======== The data ========

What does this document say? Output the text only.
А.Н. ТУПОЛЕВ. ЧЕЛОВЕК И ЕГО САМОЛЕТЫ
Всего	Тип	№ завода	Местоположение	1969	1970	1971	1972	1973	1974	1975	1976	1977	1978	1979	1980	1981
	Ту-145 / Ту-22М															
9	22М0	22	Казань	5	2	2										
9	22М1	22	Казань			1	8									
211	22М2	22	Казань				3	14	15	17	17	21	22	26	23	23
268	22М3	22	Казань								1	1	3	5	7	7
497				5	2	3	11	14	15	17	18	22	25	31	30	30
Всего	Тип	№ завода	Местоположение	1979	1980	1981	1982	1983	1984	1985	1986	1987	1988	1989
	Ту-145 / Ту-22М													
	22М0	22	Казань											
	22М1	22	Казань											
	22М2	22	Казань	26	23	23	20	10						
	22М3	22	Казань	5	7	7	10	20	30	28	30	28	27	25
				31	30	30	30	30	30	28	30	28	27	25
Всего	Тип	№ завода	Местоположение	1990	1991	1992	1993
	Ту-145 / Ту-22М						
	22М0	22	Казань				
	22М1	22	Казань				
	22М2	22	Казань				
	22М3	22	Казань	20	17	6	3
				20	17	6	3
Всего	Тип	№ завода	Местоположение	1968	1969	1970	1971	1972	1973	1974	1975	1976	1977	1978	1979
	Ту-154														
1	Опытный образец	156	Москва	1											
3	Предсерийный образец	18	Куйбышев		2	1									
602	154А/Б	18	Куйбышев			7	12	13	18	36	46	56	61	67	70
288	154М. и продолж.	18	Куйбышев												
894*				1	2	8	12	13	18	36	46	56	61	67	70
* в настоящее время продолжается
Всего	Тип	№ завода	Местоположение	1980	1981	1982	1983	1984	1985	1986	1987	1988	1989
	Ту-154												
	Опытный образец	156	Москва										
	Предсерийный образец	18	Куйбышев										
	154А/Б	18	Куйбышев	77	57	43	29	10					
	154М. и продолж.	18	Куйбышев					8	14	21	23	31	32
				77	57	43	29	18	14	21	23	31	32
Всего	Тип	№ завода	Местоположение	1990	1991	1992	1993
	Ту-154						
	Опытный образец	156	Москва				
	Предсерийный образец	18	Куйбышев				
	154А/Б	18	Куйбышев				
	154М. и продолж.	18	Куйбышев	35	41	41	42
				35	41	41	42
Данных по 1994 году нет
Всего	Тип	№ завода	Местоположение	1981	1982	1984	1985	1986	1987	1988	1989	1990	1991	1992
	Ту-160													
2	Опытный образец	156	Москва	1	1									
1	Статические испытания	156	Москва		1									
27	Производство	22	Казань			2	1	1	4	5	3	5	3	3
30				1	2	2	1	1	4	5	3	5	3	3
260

========

- Problem
Out of the preceding entries, pull every line containing the string "завода".

- Solution to this problem
Всего	Тип	№ завода	Местоположение	1969	1970	1971	1972	1973	1974	1975	1976	1977	1978	1979	1980	1981
Всего	Тип	№ завода	Местоположение	1979	1980	1981	1982	1983	1984	1985	1986	1987	1988	1989
Всего	Тип	№ завода	Местоположение	1990	1991	1992	1993
Всего	Тип	№ завода	Местоположение	1968	1969	1970	1971	1972	1973	1974	1975	1976	1977	1978	1979
Всего	Тип	№ завода	Местоположение	1980	1981	1982	1983	1984	1985	1986	1987	1988	1989
Всего	Тип	№ завода	Местоположение	1990	1991	1992	1993
Всего	Тип	№ завода	Местоположение	1981	1982	1984	1985	1986	1987	1988	1989	1990	1991	1992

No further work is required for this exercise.